The request:
Extract every line below, verbatim.

Recorded information:
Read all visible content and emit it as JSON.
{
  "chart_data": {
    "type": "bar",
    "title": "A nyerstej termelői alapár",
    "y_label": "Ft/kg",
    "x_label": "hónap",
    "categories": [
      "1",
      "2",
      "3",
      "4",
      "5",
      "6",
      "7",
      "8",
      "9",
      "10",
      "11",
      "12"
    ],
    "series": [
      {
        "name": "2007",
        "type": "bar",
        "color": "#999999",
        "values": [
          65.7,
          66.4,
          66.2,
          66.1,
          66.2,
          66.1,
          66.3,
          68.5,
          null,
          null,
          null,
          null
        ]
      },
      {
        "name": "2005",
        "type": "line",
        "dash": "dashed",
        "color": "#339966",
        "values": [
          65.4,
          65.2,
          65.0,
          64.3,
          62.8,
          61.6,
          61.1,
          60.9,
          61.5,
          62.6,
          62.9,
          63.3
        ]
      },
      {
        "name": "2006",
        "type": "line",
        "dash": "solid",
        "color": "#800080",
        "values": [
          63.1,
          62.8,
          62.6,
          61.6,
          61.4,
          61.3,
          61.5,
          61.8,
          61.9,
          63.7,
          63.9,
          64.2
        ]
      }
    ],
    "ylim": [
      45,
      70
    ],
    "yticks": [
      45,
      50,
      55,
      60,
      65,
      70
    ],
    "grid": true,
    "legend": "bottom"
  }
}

Task result:
Read all visible content and emit it as JSON.
{
  "chart_data": {
    "type": "bar",
    "title": "A nyerstej termelői alapár",
    "y_label": "Ft/kg",
    "x_label": "hónap",
    "categories": [
      "1",
      "2",
      "3",
      "4",
      "5",
      "6",
      "7",
      "8",
      "9",
      "10",
      "11",
      "12"
    ],
    "series": [
      {
        "name": "2007",
        "type": "bar",
        "color": "#999999",
        "values": [
          65.7,
          66.4,
          66.2,
          66.1,
          66.2,
          66.1,
          66.3,
          68.5,
          null,
          null,
          null,
          null
        ]
      },
      {
        "name": "2005",
        "type": "line",
        "dash": "dashed",
        "color": "#339966",
        "values": [
          65.4,
          65.2,
          65.0,
          64.3,
          62.8,
          61.6,
          61.1,
          60.9,
          61.5,
          62.6,
          62.9,
          63.3
        ]
      },
      {
        "name": "2006",
        "type": "line",
        "dash": "solid",
        "color": "#800080",
        "values": [
          63.1,
          62.8,
          62.6,
          61.6,
          61.4,
          61.3,
          61.5,
          61.8,
          61.9,
          63.7,
          63.9,
          64.2
        ]
      }
    ],
    "ylim": [
      45,
      70
    ],
    "yticks": [
      45,
      50,
      55,
      60,
      65,
      70
    ],
    "grid": true,
    "legend": "bottom"
  }
}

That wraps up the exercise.